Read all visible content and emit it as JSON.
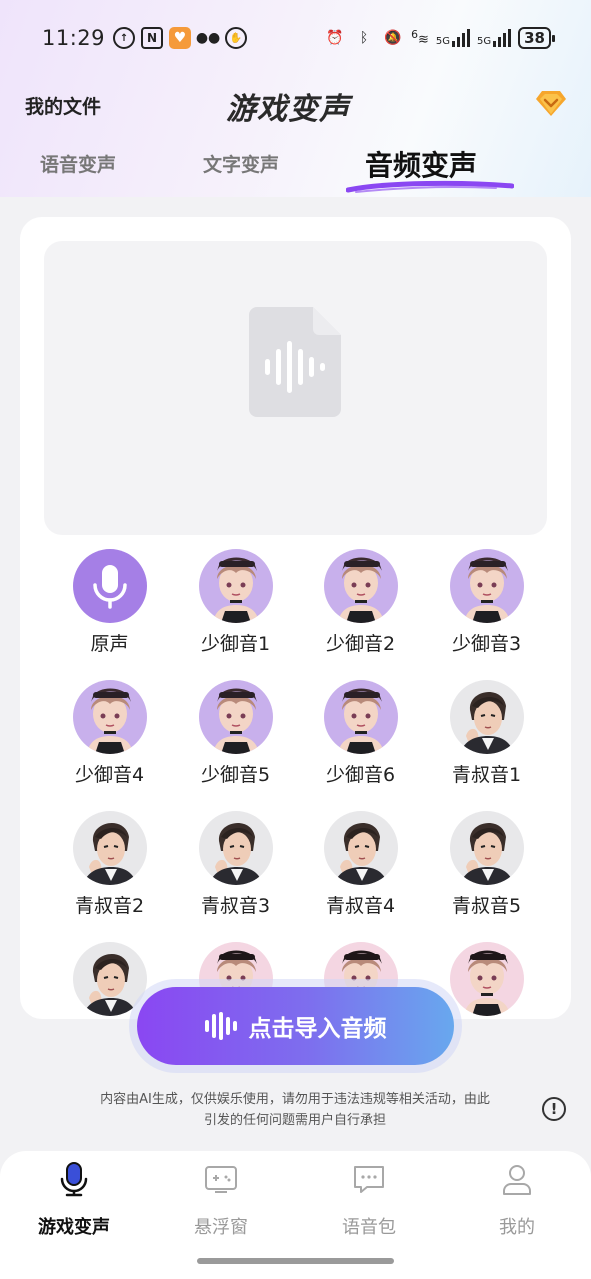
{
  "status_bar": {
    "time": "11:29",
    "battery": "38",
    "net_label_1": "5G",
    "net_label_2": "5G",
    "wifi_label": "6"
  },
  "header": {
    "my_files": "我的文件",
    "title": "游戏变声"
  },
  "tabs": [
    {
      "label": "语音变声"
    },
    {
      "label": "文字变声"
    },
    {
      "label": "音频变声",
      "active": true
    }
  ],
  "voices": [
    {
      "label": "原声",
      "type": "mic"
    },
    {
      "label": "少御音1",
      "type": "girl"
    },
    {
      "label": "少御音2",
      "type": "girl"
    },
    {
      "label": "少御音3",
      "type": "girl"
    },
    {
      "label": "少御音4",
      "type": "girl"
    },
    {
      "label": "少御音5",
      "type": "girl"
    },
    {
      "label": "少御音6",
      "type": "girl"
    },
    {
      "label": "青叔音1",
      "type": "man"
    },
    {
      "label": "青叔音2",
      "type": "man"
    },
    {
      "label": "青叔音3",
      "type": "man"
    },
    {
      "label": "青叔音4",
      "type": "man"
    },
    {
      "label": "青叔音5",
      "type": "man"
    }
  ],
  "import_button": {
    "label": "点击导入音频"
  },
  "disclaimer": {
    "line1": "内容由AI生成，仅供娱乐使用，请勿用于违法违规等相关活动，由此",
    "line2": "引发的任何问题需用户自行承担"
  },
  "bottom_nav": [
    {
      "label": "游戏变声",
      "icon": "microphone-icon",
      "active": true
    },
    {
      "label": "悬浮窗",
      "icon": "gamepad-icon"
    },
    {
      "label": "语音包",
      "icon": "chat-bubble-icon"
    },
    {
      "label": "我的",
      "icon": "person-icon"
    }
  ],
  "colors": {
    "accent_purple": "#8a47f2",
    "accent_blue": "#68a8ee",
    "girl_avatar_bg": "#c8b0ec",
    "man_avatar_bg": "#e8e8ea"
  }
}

══════════

Using the material above, set down every line exactly, but skip the pictures.

Read all visible content and emit it as JSON.
{
  "status_bar": {
    "time": "11:29",
    "battery": "38",
    "net_label_1": "5G",
    "net_label_2": "5G",
    "wifi_label": "6"
  },
  "header": {
    "my_files": "我的文件",
    "title": "游戏变声"
  },
  "tabs": [
    {
      "label": "语音变声"
    },
    {
      "label": "文字变声"
    },
    {
      "label": "音频变声",
      "active": true
    }
  ],
  "voices": [
    {
      "label": "原声",
      "type": "mic"
    },
    {
      "label": "少御音1",
      "type": "girl"
    },
    {
      "label": "少御音2",
      "type": "girl"
    },
    {
      "label": "少御音3",
      "type": "girl"
    },
    {
      "label": "少御音4",
      "type": "girl"
    },
    {
      "label": "少御音5",
      "type": "girl"
    },
    {
      "label": "少御音6",
      "type": "girl"
    },
    {
      "label": "青叔音1",
      "type": "man"
    },
    {
      "label": "青叔音2",
      "type": "man"
    },
    {
      "label": "青叔音3",
      "type": "man"
    },
    {
      "label": "青叔音4",
      "type": "man"
    },
    {
      "label": "青叔音5",
      "type": "man"
    }
  ],
  "import_button": {
    "label": "点击导入音频"
  },
  "disclaimer": {
    "line1": "内容由AI生成，仅供娱乐使用，请勿用于违法违规等相关活动，由此",
    "line2": "引发的任何问题需用户自行承担"
  },
  "bottom_nav": [
    {
      "label": "游戏变声",
      "icon": "microphone-icon",
      "active": true
    },
    {
      "label": "悬浮窗",
      "icon": "gamepad-icon"
    },
    {
      "label": "语音包",
      "icon": "chat-bubble-icon"
    },
    {
      "label": "我的",
      "icon": "person-icon"
    }
  ],
  "colors": {
    "accent_purple": "#8a47f2",
    "accent_blue": "#68a8ee",
    "girl_avatar_bg": "#c8b0ec",
    "man_avatar_bg": "#e8e8ea"
  }
}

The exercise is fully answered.